DATA TO USE
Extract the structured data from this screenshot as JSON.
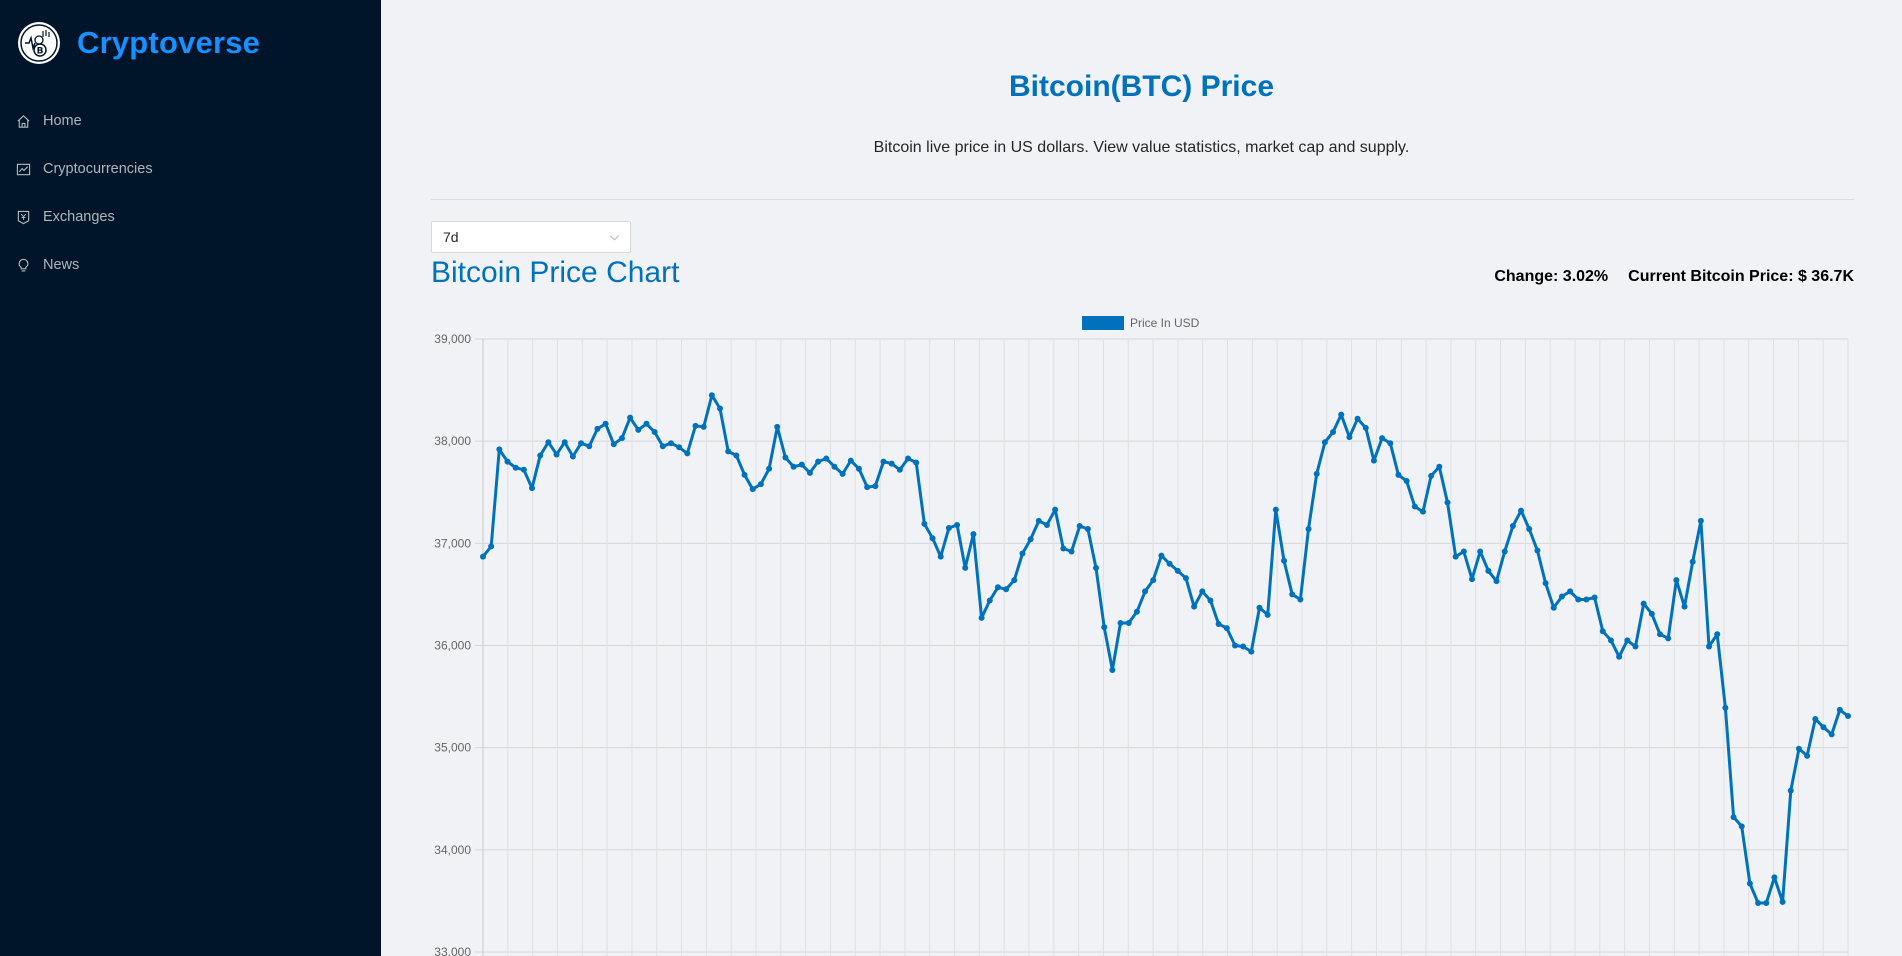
{
  "brand": {
    "name": "Cryptoverse"
  },
  "nav": [
    {
      "label": "Home",
      "icon": "home-icon"
    },
    {
      "label": "Cryptocurrencies",
      "icon": "fund-icon"
    },
    {
      "label": "Exchanges",
      "icon": "money-collect-icon"
    },
    {
      "label": "News",
      "icon": "bulb-icon"
    }
  ],
  "page": {
    "title": "Bitcoin(BTC) Price",
    "subtitle": "Bitcoin live price in US dollars. View value statistics, market cap and supply."
  },
  "timeframe": {
    "selected": "7d"
  },
  "chart_header": {
    "title": "Bitcoin Price Chart",
    "change": "Change: 3.02%",
    "current_price": "Current Bitcoin Price: $ 36.7K"
  },
  "colors": {
    "sidebar": "#001529",
    "brand": "#1890ff",
    "accent": "#0071bd",
    "line": "#0071bd"
  },
  "chart_data": {
    "type": "line",
    "series": [
      {
        "name": "Price In USD",
        "values": [
          36870,
          36970,
          37920,
          37800,
          37740,
          37720,
          37540,
          37860,
          37990,
          37870,
          37990,
          37850,
          37980,
          37950,
          38120,
          38170,
          37970,
          38030,
          38230,
          38110,
          38170,
          38090,
          37950,
          37980,
          37940,
          37880,
          38150,
          38140,
          38450,
          38320,
          37900,
          37860,
          37670,
          37530,
          37580,
          37730,
          38140,
          37840,
          37750,
          37770,
          37690,
          37800,
          37830,
          37750,
          37680,
          37810,
          37730,
          37550,
          37560,
          37800,
          37780,
          37720,
          37830,
          37790,
          37190,
          37050,
          36870,
          37150,
          37180,
          36760,
          37090,
          36270,
          36440,
          36570,
          36550,
          36640,
          36900,
          37040,
          37220,
          37180,
          37330,
          36950,
          36920,
          37170,
          37140,
          36760,
          36180,
          35760,
          36220,
          36220,
          36330,
          36530,
          36640,
          36880,
          36800,
          36730,
          36660,
          36380,
          36530,
          36440,
          36210,
          36170,
          36000,
          35990,
          35940,
          36370,
          36300,
          37330,
          36830,
          36500,
          36450,
          37140,
          37680,
          37990,
          38090,
          38260,
          38040,
          38220,
          38130,
          37810,
          38030,
          37980,
          37670,
          37610,
          37360,
          37310,
          37660,
          37750,
          37400,
          36870,
          36920,
          36650,
          36920,
          36730,
          36630,
          36920,
          37170,
          37320,
          37140,
          36930,
          36610,
          36370,
          36480,
          36530,
          36450,
          36450,
          36470,
          36140,
          36050,
          35890,
          36050,
          35990,
          36410,
          36310,
          36110,
          36070,
          36640,
          36380,
          36820,
          37220,
          35990,
          36110,
          35390,
          34320,
          34230,
          33670,
          33480,
          33480,
          33730,
          33490,
          34580,
          34990,
          34920,
          35280,
          35200,
          35130,
          35370,
          35310
        ]
      }
    ],
    "xlabel": "",
    "ylabel": "",
    "ylim": [
      33000,
      39000
    ],
    "yticks": [
      "39,000",
      "38,000",
      "37,000",
      "36,000",
      "35,000",
      "34,000",
      "33,000"
    ],
    "grid": true,
    "legend": "top-center"
  }
}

WHAT TO WORK ON
Work out how many lines of the data above contain the string "Bitcoin" and give the number alone.

TASK RESULT
4